### Assignment A
Reproduce word for word the stretch of the hiking account below from "Rattlesnake Lake is" through "fairly mild hike.".
### Assignment B
Answer these questions from the hiking account below:
(i) How many weeks had Dennis Matthews spent in Germany?
(ii) About how long did the hike take?
(iii) Which peak does the writer plan to climb with Bruce Stobie and his pals on 8/16?
### Assignment C
Write what comes next in the hiking account below, starting after its final sentence.

### Excerpted text
★ ★ ★
Rattlesnake Lake is man-made. Where the lake is there used to be forest. Right now the water is low and look at all the stumps; and notice the beautiful mountain view beyond the stumps:
But if you look in the right place around there it is nice:
And back by the interpretive center I noticed they are doing a project to replace intrusive weeds with native growth. How nice for this area!
Finally, back at the car I noticed I had the lot to myself. A first time for coming back – a slightly cool summer weekday is what it takes, I guess – but it was a very nice and pleasant ramble.
Dennis Matthews, fairly freshly back from five weeks in Germany has had a bum knee – knee surgery a few months ago – so he needed a fairly mild hike.
So did I. My last hike, July 4, was terrific but that night my left calf more or less blew up (pulled muscle and muscle spasms) so this is the first hike I have done since then.
And I was so careful today – stretching before and after the hike, lots of electrolyte replacement (think: Gatorade/G2), compression sleeves on my calves, and not straining too much.
So we did Cedar Butte, as I had done on 7/3 with Derek and Rick. On the way down we investigated the Southside Trail but didn’t go too far, since we were without GPS or map. Something for me and Derek and the Garmin to check out.
On the way back we checked out Rattlesnake Lake:
And the lake, in spite of the rocky shore (no beach, sadly) is very popular:
And as we left we noticed a cool stump, a remnant of the logging back in the day (as are all the stumps now visible due to low water level in the lake itself):
So that’s it – not sure how far we went, maybe 7 miles or so, we were not exactly making record time, plenty of long breaks, about 5h 15 minutes. But lots of fun.
Dennis wants our next hike to be Mason Lake and that sounds good to me. As for me, next weekend I will see about doing something like Mt Washington again, as I am planning a hike with my friend Bruce Stobie and his pals up McClellan Butte on 8/16.
I definitely need to get back in shape for that one.
★ ★ ★
### Given data

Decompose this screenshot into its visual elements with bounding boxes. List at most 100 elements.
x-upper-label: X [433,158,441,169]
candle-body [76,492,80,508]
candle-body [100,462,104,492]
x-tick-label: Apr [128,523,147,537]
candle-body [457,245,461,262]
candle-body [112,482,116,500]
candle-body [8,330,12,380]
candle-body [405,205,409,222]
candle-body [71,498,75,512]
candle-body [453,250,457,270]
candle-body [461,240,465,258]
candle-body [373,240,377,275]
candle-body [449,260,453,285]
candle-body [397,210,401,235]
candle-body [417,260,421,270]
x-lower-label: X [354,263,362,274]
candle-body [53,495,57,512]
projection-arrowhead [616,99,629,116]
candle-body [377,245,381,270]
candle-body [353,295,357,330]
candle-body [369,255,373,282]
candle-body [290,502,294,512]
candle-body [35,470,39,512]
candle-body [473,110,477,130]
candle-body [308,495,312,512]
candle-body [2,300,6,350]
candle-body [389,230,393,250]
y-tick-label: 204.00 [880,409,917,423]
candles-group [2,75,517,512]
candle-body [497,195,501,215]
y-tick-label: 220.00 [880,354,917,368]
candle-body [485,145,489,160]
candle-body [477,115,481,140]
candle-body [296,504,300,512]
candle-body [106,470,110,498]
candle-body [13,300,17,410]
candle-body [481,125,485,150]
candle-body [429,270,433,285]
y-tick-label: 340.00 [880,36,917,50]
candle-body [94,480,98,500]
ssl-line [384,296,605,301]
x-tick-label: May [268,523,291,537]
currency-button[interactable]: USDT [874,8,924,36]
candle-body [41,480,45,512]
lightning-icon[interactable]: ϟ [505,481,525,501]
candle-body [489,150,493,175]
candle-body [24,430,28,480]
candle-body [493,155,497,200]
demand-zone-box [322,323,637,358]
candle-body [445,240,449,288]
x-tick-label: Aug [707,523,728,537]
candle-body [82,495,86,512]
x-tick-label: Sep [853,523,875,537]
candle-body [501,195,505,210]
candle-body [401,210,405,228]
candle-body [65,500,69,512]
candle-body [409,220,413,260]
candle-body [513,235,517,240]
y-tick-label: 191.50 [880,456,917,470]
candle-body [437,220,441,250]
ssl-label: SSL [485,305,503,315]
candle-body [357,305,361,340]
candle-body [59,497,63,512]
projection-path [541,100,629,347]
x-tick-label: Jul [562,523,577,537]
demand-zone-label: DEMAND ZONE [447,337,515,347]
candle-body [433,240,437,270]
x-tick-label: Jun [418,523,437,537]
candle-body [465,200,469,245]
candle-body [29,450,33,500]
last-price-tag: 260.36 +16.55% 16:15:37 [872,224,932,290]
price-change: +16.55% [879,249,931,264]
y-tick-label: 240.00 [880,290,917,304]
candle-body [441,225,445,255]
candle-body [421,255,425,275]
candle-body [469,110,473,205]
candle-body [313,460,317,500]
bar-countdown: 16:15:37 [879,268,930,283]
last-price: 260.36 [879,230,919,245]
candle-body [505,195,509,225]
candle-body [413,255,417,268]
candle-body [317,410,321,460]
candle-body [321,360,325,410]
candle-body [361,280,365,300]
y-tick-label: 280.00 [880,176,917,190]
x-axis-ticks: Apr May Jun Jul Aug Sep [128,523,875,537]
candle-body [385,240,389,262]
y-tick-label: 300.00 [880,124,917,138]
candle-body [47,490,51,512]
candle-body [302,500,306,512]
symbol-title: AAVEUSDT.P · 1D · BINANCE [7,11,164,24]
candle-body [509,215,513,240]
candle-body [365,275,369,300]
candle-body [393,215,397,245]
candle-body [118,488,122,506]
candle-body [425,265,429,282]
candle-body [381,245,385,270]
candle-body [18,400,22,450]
★ ★ ★
### Task output A
Rattlesnake Lake is man-made. Where the lake is there used to be forest. Right now the water is low and look at all the stumps; and notice the beautiful mountain view beyond the stumps:
But if you look in the right place around there it is nice:
And back by the interpretive center I noticed they are doing a project to replace intrusive weeds with native growth. How nice for this area!
Finally, back at the car I noticed I had the lot to myself. A first time for coming back – a slightly cool summer weekday is what it takes, I guess – but it was a very nice and pleasant ramble.
Dennis Matthews, fairly freshly back from five weeks in Germany has had a bum knee – knee surgery a few months ago – so he needed a fairly mild hike.

### Task output B
(i) Five weeks.
(ii) About 5 hours 15 minutes.
(iii) McClellan Butte.

### Task output C
Today I did another ‘conditioning’ hike up the Mt. WA main trail and down the Great Wall. And about halfway up, huffing and puffing and trudging along the steep trail I thought: why treat this like an open-air gym, just a great way to get into better condition? I have grown so accustomed to this hike I had stopped appreciating just how awesome it is.
Furthermore, it occurred to me that hiking can be like training a dog. Just as you reward a dog with a treat for doing the right thing, a hike like this (familiar trails, solo) is doing the right thing because the ascent is a vigorous workout, and the reward – well, just look ahead a bit.
But first, here is the view north from the junction of the North Trail and the Main Trail:
Actually, this is not just Mt. Si, the sharp point that the tallest nearby tree is pointing to is Mt. Teneriffe. And here are Mt. Si and Mt. Teneriffe from the Great Wall, that is, from the other side of the mountain:
Just a slight change of perspective, but the difference is fun.
Anyway, today I did not take stuff like this for granted:
You get the idea. I am thinking like a dog and had a terrific start to my Fourth.
For the record, I made it from car to summit in 1h 54min, a new personal record. Not sure how quickly I can shave that time, that was about as fast as I can go right now.
And, my only break on the way up was at the junction with the North Trail – I pushed past our old break spot and the new break spot beyond that. My next hike there I will go maybe 50 yards farther and try to extend it from there.
But I’m telling you, Mt. Washington has a last trick for you. After 3 or so miles of really tough and steep hiking, you get almost a mile of (relatively) moderate effort. But you can look up and see there is more in store.
And how – the section just past the junction with the North Trail – I now call it ‘the final exam’ – is steep. At the top of that section the trail hits an old logging road and moderates a bit from there to almost the summit.
Anyway, I was thinking about how lucky I am to live where I live and be able to do this stuff. The Great Wall trail rocks!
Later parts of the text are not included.